- Given request:
Look through the data below. Show each line where the string "דוחה" occurs.

:: Raw records ::

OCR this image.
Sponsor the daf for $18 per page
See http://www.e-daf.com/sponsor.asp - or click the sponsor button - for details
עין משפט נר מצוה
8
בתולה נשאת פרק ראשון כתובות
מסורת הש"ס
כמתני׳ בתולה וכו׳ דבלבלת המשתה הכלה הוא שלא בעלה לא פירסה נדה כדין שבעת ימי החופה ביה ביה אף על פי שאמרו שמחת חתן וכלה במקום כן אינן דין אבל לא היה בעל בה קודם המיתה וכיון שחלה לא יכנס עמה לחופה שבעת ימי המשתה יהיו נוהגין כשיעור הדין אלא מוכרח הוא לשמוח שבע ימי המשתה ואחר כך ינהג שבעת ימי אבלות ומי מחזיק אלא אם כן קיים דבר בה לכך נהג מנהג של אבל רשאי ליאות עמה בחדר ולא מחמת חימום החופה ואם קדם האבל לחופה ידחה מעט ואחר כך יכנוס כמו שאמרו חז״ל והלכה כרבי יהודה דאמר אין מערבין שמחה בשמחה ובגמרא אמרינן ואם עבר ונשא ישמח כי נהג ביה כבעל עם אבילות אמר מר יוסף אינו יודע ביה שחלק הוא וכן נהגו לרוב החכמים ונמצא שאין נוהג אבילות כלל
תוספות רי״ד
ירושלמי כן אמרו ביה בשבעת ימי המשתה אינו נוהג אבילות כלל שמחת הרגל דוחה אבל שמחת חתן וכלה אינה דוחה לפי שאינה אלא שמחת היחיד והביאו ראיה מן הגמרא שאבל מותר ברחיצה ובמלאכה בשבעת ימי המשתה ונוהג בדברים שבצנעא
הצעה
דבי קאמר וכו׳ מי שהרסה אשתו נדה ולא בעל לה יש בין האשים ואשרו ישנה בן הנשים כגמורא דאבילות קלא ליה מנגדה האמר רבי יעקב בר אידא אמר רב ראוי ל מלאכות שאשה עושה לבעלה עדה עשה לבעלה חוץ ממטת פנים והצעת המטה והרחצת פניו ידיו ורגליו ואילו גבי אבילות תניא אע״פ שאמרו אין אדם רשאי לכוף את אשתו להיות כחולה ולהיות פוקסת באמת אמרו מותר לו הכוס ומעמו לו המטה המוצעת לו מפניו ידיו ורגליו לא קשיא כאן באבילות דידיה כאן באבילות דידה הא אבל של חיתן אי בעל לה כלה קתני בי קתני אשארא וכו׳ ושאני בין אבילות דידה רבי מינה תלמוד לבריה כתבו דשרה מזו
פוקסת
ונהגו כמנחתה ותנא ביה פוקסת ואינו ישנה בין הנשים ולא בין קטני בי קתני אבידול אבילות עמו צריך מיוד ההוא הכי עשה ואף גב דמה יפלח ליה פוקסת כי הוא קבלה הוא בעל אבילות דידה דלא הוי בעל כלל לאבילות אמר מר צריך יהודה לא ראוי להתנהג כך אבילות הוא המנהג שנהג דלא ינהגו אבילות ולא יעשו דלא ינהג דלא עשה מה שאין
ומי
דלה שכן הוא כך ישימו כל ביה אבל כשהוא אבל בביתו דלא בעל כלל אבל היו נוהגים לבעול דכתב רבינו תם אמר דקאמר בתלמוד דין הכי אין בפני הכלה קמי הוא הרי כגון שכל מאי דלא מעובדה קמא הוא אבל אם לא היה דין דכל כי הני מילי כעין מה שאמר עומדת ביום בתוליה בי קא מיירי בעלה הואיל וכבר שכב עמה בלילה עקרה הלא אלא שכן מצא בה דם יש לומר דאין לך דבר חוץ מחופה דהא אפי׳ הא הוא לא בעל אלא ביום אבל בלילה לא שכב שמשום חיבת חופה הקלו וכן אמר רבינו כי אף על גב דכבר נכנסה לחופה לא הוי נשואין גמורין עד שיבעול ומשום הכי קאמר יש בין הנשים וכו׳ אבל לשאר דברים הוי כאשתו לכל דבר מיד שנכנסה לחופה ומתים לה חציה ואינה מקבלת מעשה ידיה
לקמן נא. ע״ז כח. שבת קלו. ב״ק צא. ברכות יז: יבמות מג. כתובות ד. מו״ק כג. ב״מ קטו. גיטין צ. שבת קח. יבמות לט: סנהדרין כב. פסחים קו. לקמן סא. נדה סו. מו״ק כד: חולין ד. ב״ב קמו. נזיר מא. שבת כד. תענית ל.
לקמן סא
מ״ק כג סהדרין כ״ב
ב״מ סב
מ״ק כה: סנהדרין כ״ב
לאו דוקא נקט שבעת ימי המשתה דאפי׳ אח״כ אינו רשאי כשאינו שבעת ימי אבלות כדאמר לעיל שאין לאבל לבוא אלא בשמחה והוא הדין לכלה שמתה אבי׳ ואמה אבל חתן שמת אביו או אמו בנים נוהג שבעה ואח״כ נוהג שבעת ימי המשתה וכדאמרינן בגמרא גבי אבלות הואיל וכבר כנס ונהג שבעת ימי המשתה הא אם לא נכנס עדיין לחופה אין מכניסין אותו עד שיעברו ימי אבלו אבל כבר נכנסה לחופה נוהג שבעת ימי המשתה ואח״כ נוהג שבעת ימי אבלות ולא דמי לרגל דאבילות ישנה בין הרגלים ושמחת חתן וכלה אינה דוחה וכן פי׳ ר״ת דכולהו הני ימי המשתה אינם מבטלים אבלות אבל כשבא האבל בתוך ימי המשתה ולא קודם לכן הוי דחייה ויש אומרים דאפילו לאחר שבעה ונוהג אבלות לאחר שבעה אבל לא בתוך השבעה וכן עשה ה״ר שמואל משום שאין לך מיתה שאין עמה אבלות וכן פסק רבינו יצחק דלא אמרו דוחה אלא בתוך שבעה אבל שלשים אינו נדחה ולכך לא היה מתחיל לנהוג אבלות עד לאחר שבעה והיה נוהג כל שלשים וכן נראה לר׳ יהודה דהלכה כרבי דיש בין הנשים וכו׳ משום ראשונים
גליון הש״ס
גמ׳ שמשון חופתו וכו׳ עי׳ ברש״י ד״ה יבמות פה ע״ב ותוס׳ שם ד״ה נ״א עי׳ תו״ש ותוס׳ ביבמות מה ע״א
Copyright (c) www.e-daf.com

:::

- The output:
ירושלמי כן אמרו ביה בשבעת ימי המשתה אינו נוהג אבילות כלל שמחת הרגל דוחה אבל שמחת חתן וכלה אינה דוחה לפי שאינה אלא שמחת היחיד והביאו ראיה מן הגמרא שאבל מותר ברחיצה ובמלאכה בשבעת ימי המשתה ונוהג בדברים שבצנעא
לאו דוקא נקט שבעת ימי המשתה דאפי׳ אח״כ אינו רשאי כשאינו שבעת ימי אבלות כדאמר לעיל שאין לאבל לבוא אלא בשמחה והוא הדין לכלה שמתה אבי׳ ואמה אבל חתן שמת אביו או אמו בנים נוהג שבעה ואח״כ נוהג שבעת ימי המשתה וכדאמרינן בגמרא גבי אבלות הואיל וכבר כנס ונהג שבעת ימי המשתה הא אם לא נכנס עדיין לחופה אין מכניסין אותו עד שיעברו ימי אבלו אבל כבר נכנסה לחופה נוהג שבעת ימי המשתה ואח״כ נוהג שבעת ימי אבלות ולא דמי לרגל דאבילות ישנה בין הרגלים ושמחת חתן וכלה אינה דוחה וכן פי׳ ר״ת דכולהו הני ימי המשתה אינם מבטלים אבלות אבל כשבא האבל בתוך ימי המשתה ולא קודם לכן הוי דחייה ויש אומרים דאפילו לאחר שבעה ונוהג אבלות לאחר שבעה אבל לא בתוך השבעה וכן עשה ה״ר שמואל משום שאין לך מיתה שאין עמה אבלות וכן פסק רבינו יצחק דלא אמרו דוחה אלא בתוך שבעה אבל שלשים אינו נדחה ולכך לא היה מתחיל לנהוג אבלות עד לאחר שבעה והיה נוהג כל שלשים וכן נראה לר׳ יהודה דהלכה כרבי דיש בין הנשים וכו׳ משום ראשונים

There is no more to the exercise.